> [Required work]
Set down each line of the material that follows, exactly, with no pictures.

--*--

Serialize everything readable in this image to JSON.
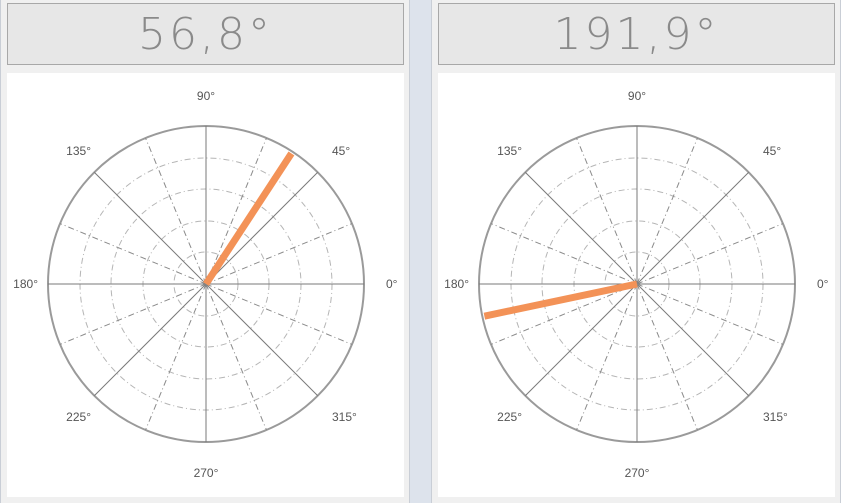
{
  "gauges": [
    {
      "readout": "56,8°",
      "angle_deg": 56.8,
      "labels": {
        "a0": "0°",
        "a45": "45°",
        "a90": "90°",
        "a135": "135°",
        "a180": "180°",
        "a225": "225°",
        "a270": "270°",
        "a315": "315°"
      }
    },
    {
      "readout": "191,9°",
      "angle_deg": 191.9,
      "labels": {
        "a0": "0°",
        "a45": "45°",
        "a90": "90°",
        "a135": "135°",
        "a180": "180°",
        "a225": "225°",
        "a270": "270°",
        "a315": "315°"
      }
    }
  ],
  "colors": {
    "needle": "#f39257",
    "grid": "#8c8c8c",
    "outer": "#9a9a9a"
  }
}
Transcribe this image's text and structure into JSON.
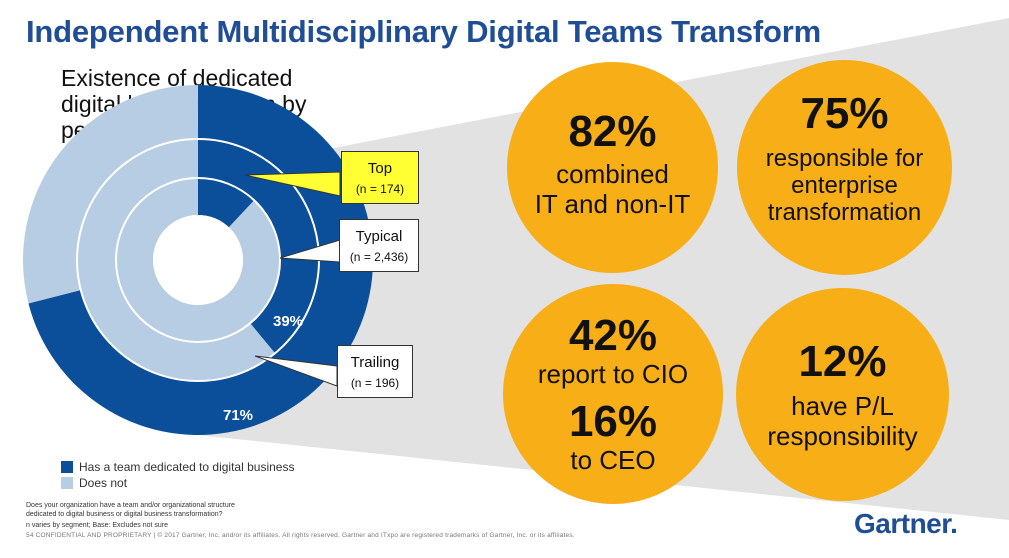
{
  "title": "Independent Multidisciplinary Digital Teams Transform",
  "chart_data": {
    "type": "donut",
    "title": "Existence of dedicated digital business team by performance group",
    "rings": [
      {
        "name": "Top",
        "n": "(n = 174)",
        "value": 12,
        "label": "12%"
      },
      {
        "name": "Typical",
        "n": "(n = 2,436)",
        "value": 39,
        "label": "39%"
      },
      {
        "name": "Trailing",
        "n": "(n = 196)",
        "value": 71,
        "label": "71%"
      }
    ],
    "legend": [
      {
        "label": "Has a team dedicated to digital business",
        "color": "#0b4f9b"
      },
      {
        "label": "Does not",
        "color": "#b7cde4"
      }
    ]
  },
  "callouts": {
    "top": {
      "label": "Top",
      "n": "(n = 174)"
    },
    "typical": {
      "label": "Typical",
      "n": "(n = 2,436)"
    },
    "trailing": {
      "label": "Trailing",
      "n": "(n = 196)"
    }
  },
  "stats": {
    "c1": {
      "big": "82%",
      "line1": "combined",
      "line2": "IT and non-IT"
    },
    "c2": {
      "big": "75%",
      "line1": "responsible for",
      "line2": "enterprise",
      "line3": "transformation"
    },
    "c3": {
      "big1": "42%",
      "line1": "report to CIO",
      "big2": "16%",
      "line2": "to CEO"
    },
    "c4": {
      "big": "12%",
      "line1": "have P/L",
      "line2": "responsibility"
    }
  },
  "footnote": {
    "q1": "Does your organization have a team and/or organizational structure",
    "q2": "dedicated to digital business or digital business transformation?",
    "n": "n varies by segment; Base: Excludes not sure"
  },
  "copyright": "54   CONFIDENTIAL AND PROPRIETARY  |  © 2017 Gartner, Inc. and/or its affiliates. All rights reserved. Gartner and ITxpo are registered trademarks of Gartner, Inc. or its affiliates.",
  "logo": "Gartner",
  "colors": {
    "dark": "#0b4f9b",
    "light": "#b7cde4",
    "gold": "#f8ae16",
    "title": "#1f4e96"
  }
}
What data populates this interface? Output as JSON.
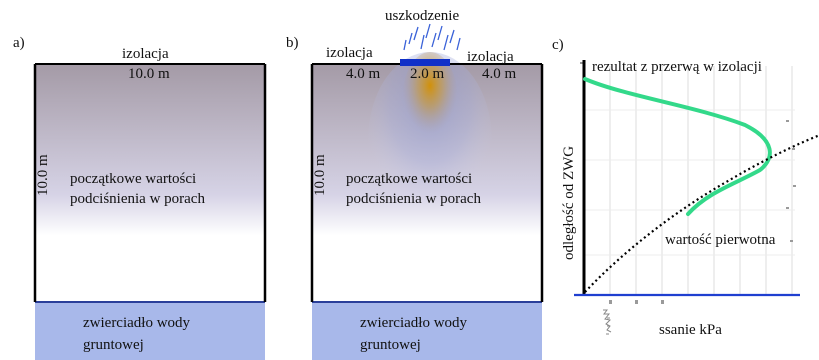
{
  "panel_a": {
    "letter": "a)",
    "insulation_label": "izolacja",
    "width_label": "10.0 m",
    "height_label": "10.0 m",
    "initial_text_line1": "początkowe wartości",
    "initial_text_line2": "podciśnienia w porach",
    "water_table_line1": "zwierciadło wody",
    "water_table_line2": "gruntowej"
  },
  "panel_b": {
    "letter": "b)",
    "damage_label": "uszkodzenie",
    "insulation_left_label": "izolacja",
    "insulation_right_label": "izolacja",
    "left_width_label": "4.0 m",
    "gap_width_label": "2.0 m",
    "right_width_label": "4.0 m",
    "height_label": "10.0 m",
    "initial_text_line1": "początkowe wartości",
    "initial_text_line2": "podciśnienia w porach",
    "water_table_line1": "zwierciadło wody",
    "water_table_line2": "gruntowej"
  },
  "panel_c": {
    "letter": "c)",
    "result_label": "rezultat z przerwą w izolacji",
    "y_axis_label": "odległość od ZWG",
    "original_label": "wartość pierwotna",
    "x_axis_label": "ssanie kPa"
  },
  "colors": {
    "soil_top": "#a49aa6",
    "soil_bottom": "#ffffff",
    "water": "#a8b8ea",
    "water_line": "#2a3f9a",
    "insulation": "#1030c8",
    "rain": "#3a62d8",
    "wet_plume": "#d49000",
    "result_curve": "#33d98a",
    "axis_line": "#1f3fd0"
  }
}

--*--

> [Full answer]
Serialize everything readable in this image to JSON.
{
  "gauges": [
    {
      "readout": "56,8°",
      "angle_deg": 56.8,
      "labels": {
        "a0": "0°",
        "a45": "45°",
        "a90": "90°",
        "a135": "135°",
        "a180": "180°",
        "a225": "225°",
        "a270": "270°",
        "a315": "315°"
      }
    },
    {
      "readout": "191,9°",
      "angle_deg": 191.9,
      "labels": {
        "a0": "0°",
        "a45": "45°",
        "a90": "90°",
        "a135": "135°",
        "a180": "180°",
        "a225": "225°",
        "a270": "270°",
        "a315": "315°"
      }
    }
  ],
  "colors": {
    "needle": "#f39257",
    "grid": "#8c8c8c",
    "outer": "#9a9a9a"
  }
}
Transcribe this image's text and structure into JSON.
{
  "title": "Independent Multidisciplinary Digital Teams Transform",
  "chart_data": {
    "type": "donut",
    "title": "Existence of dedicated digital business team by performance group",
    "rings": [
      {
        "name": "Top",
        "n": "(n = 174)",
        "value": 12,
        "label": "12%"
      },
      {
        "name": "Typical",
        "n": "(n = 2,436)",
        "value": 39,
        "label": "39%"
      },
      {
        "name": "Trailing",
        "n": "(n = 196)",
        "value": 71,
        "label": "71%"
      }
    ],
    "legend": [
      {
        "label": "Has a team dedicated to digital business",
        "color": "#0b4f9b"
      },
      {
        "label": "Does not",
        "color": "#b7cde4"
      }
    ]
  },
  "callouts": {
    "top": {
      "label": "Top",
      "n": "(n = 174)"
    },
    "typical": {
      "label": "Typical",
      "n": "(n = 2,436)"
    },
    "trailing": {
      "label": "Trailing",
      "n": "(n = 196)"
    }
  },
  "stats": {
    "c1": {
      "big": "82%",
      "line1": "combined",
      "line2": "IT and non-IT"
    },
    "c2": {
      "big": "75%",
      "line1": "responsible for",
      "line2": "enterprise",
      "line3": "transformation"
    },
    "c3": {
      "big1": "42%",
      "line1": "report to CIO",
      "big2": "16%",
      "line2": "to CEO"
    },
    "c4": {
      "big": "12%",
      "line1": "have P/L",
      "line2": "responsibility"
    }
  },
  "footnote": {
    "q1": "Does your organization have a team and/or organizational structure",
    "q2": "dedicated to digital business or digital business transformation?",
    "n": "n varies by segment; Base: Excludes not sure"
  },
  "copyright": "54   CONFIDENTIAL AND PROPRIETARY  |  © 2017 Gartner, Inc. and/or its affiliates. All rights reserved. Gartner and ITxpo are registered trademarks of Gartner, Inc. or its affiliates.",
  "logo": "Gartner",
  "colors": {
    "dark": "#0b4f9b",
    "light": "#b7cde4",
    "gold": "#f8ae16",
    "title": "#1f4e96"
  }
}
What data populates this interface? Output as JSON.
{
  "panel_a": {
    "letter": "a)",
    "insulation_label": "izolacja",
    "width_label": "10.0 m",
    "height_label": "10.0 m",
    "initial_text_line1": "początkowe wartości",
    "initial_text_line2": "podciśnienia w porach",
    "water_table_line1": "zwierciadło wody",
    "water_table_line2": "gruntowej"
  },
  "panel_b": {
    "letter": "b)",
    "damage_label": "uszkodzenie",
    "insulation_left_label": "izolacja",
    "insulation_right_label": "izolacja",
    "left_width_label": "4.0 m",
    "gap_width_label": "2.0 m",
    "right_width_label": "4.0 m",
    "height_label": "10.0 m",
    "initial_text_line1": "początkowe wartości",
    "initial_text_line2": "podciśnienia w porach",
    "water_table_line1": "zwierciadło wody",
    "water_table_line2": "gruntowej"
  },
  "panel_c": {
    "letter": "c)",
    "result_label": "rezultat z przerwą w izolacji",
    "y_axis_label": "odległość od ZWG",
    "original_label": "wartość pierwotna",
    "x_axis_label": "ssanie kPa"
  },
  "colors": {
    "soil_top": "#a49aa6",
    "soil_bottom": "#ffffff",
    "water": "#a8b8ea",
    "water_line": "#2a3f9a",
    "insulation": "#1030c8",
    "rain": "#3a62d8",
    "wet_plume": "#d49000",
    "result_curve": "#33d98a",
    "axis_line": "#1f3fd0"
  }
}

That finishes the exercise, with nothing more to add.